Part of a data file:
☆ ☆ ☆ ☆ ☆

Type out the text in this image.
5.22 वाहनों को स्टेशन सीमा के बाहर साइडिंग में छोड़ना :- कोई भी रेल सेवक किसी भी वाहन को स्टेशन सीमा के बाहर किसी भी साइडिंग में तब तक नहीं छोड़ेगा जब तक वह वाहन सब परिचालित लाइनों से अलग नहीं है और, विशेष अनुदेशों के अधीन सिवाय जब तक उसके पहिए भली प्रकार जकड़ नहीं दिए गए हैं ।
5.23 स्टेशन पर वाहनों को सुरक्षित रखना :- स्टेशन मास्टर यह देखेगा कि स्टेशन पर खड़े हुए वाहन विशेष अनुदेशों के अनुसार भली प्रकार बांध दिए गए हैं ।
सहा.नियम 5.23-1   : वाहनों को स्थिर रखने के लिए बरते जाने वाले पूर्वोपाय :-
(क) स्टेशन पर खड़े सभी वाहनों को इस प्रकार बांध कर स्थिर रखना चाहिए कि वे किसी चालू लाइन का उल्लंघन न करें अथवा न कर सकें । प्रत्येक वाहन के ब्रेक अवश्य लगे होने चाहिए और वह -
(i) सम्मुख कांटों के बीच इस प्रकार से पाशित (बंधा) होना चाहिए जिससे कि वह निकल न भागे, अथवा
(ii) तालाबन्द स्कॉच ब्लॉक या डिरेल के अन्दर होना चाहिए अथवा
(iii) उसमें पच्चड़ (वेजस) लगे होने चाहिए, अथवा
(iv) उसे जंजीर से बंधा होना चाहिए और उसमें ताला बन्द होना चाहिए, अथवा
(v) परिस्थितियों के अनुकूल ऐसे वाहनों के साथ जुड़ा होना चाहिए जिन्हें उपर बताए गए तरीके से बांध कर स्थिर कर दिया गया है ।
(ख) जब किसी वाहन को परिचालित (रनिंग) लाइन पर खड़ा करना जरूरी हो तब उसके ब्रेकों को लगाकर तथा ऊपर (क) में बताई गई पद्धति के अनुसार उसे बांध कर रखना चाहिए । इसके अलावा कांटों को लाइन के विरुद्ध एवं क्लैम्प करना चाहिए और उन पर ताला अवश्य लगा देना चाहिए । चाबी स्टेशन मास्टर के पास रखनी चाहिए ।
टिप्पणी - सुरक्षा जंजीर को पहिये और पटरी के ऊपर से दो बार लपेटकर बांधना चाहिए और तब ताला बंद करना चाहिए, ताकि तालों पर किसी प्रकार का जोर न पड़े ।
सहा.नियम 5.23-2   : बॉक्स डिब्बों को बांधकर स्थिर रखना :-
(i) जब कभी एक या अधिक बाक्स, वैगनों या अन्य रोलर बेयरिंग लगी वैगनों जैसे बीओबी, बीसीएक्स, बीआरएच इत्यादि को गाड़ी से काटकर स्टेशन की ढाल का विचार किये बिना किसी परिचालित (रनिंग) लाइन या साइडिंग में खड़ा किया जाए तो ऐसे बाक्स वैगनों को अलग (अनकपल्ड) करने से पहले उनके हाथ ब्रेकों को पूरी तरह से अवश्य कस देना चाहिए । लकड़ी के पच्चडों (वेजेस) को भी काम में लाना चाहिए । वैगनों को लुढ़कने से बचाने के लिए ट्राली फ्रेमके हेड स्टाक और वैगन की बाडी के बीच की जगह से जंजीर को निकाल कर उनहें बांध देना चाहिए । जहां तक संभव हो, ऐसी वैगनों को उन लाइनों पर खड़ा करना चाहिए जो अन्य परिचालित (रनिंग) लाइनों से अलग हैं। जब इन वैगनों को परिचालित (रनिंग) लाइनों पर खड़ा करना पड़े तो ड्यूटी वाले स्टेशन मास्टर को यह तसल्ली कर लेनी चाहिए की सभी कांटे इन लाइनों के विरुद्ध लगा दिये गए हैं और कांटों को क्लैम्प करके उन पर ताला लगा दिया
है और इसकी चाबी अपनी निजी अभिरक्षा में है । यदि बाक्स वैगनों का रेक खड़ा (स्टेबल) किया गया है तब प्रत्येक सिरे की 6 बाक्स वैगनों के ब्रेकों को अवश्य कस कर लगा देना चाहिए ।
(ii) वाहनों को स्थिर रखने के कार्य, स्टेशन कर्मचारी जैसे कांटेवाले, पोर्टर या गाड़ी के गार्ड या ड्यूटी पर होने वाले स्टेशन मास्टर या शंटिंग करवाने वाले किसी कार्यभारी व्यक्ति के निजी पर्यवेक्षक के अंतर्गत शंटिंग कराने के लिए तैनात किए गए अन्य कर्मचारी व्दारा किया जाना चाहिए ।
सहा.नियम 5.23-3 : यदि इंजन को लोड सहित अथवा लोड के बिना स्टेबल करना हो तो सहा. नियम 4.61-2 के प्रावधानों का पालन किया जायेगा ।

☆ ☆ ☆ ☆ ☆

Repeat every entry word for word.

Type out the text in this image.
5.22 वाहनों को स्टेशन सीमा के बाहर साइडिंग में छोड़ना :- कोई भी रेल सेवक किसी भी वाहन को स्टेशन सीमा के बाहर किसी भी साइडिंग में तब तक नहीं छोड़ेगा जब तक वह वाहन सब परिचालित लाइनों से अलग नहीं है और, विशेष अनुदेशों के अधीन सिवाय जब तक उसके पहिए भली प्रकार जकड़ नहीं दिए गए हैं ।
5.23 स्टेशन पर वाहनों को सुरक्षित रखना :- स्टेशन मास्टर यह देखेगा कि स्टेशन पर खड़े हुए वाहन विशेष अनुदेशों के अनुसार भली प्रकार बांध दिए गए हैं ।
सहा.नियम 5.23-1   : वाहनों को स्थिर रखने के लिए बरते जाने वाले पूर्वोपाय :-
(क) स्टेशन पर खड़े सभी वाहनों को इस प्रकार बांध कर स्थिर रखना चाहिए कि वे किसी चालू लाइन का उल्लंघन न करें अथवा न कर सकें । प्रत्येक वाहन के ब्रेक अवश्य लगे होने चाहिए और वह -
(i) सम्मुख कांटों के बीच इस प्रकार से पाशित (बंधा) होना चाहिए जिससे कि वह निकल न भागे, अथवा
(ii) तालाबन्द स्कॉच ब्लॉक या डिरेल के अन्दर होना चाहिए अथवा
(iii) उसमें पच्चड़ (वेजस) लगे होने चाहिए, अथवा
(iv) उसे जंजीर से बंधा होना चाहिए और उसमें ताला बन्द होना चाहिए, अथवा
(v) परिस्थितियों के अनुकूल ऐसे वाहनों के साथ जुड़ा होना चाहिए जिन्हें उपर बताए गए तरीके से बांध कर स्थिर कर दिया गया है ।
(ख) जब किसी वाहन को परिचालित (रनिंग) लाइन पर खड़ा करना जरूरी हो तब उसके ब्रेकों को लगाकर तथा ऊपर (क) में बताई गई पद्धति के अनुसार उसे बांध कर रखना चाहिए । इसके अलावा कांटों को लाइन के विरुद्ध एवं क्लैम्प करना चाहिए और उन पर ताला अवश्य लगा देना चाहिए । चाबी स्टेशन मास्टर के पास रखनी चाहिए ।
टिप्पणी - सुरक्षा जंजीर को पहिये और पटरी के ऊपर से दो बार लपेटकर बांधना चाहिए और तब ताला बंद करना चाहिए, ताकि तालों पर किसी प्रकार का जोर न पड़े ।
सहा.नियम 5.23-2   : बॉक्स डिब्बों को बांधकर स्थिर रखना :-
(i) जब कभी एक या अधिक बाक्स, वैगनों या अन्य रोलर बेयरिंग लगी वैगनों जैसे बीओबी, बीसीएक्स, बीआरएच इत्यादि को गाड़ी से काटकर स्टेशन की ढाल का विचार किये बिना किसी परिचालित (रनिंग) लाइन या साइडिंग में खड़ा किया जाए तो ऐसे बाक्स वैगनों को अलग (अनकपल्ड) करने से पहले उनके हाथ ब्रेकों को पूरी तरह से अवश्य कस देना चाहिए । लकड़ी के पच्चडों (वेजेस) को भी काम में लाना चाहिए । वैगनों को लुढ़कने से बचाने के लिए ट्राली फ्रेमके हेड स्टाक और वैगन की बाडी के बीच की जगह से जंजीर को निकाल कर उनहें बांध देना चाहिए । जहां तक संभव हो, ऐसी वैगनों को उन लाइनों पर खड़ा करना चाहिए जो अन्य परिचालित (रनिंग) लाइनों से अलग हैं। जब इन वैगनों को परिचालित (रनिंग) लाइनों पर खड़ा करना पड़े तो ड्यूटी वाले स्टेशन मास्टर को यह तसल्ली कर लेनी चाहिए की सभी कांटे इन लाइनों के विरुद्ध लगा दिये गए हैं और कांटों को क्लैम्प करके उन पर ताला लगा दिया
है और इसकी चाबी अपनी निजी अभिरक्षा में है । यदि बाक्स वैगनों का रेक खड़ा (स्टेबल) किया गया है तब प्रत्येक सिरे की 6 बाक्स वैगनों के ब्रेकों को अवश्य कस कर लगा देना चाहिए ।
(ii) वाहनों को स्थिर रखने के कार्य, स्टेशन कर्मचारी जैसे कांटेवाले, पोर्टर या गाड़ी के गार्ड या ड्यूटी पर होने वाले स्टेशन मास्टर या शंटिंग करवाने वाले किसी कार्यभारी व्यक्ति के निजी पर्यवेक्षक के अंतर्गत शंटिंग कराने के लिए तैनात किए गए अन्य कर्मचारी व्दारा किया जाना चाहिए ।
सहा.नियम 5.23-3 : यदि इंजन को लोड सहित अथवा लोड के बिना स्टेबल करना हो तो सहा. नियम 4.61-2 के प्रावधानों का पालन किया जायेगा ।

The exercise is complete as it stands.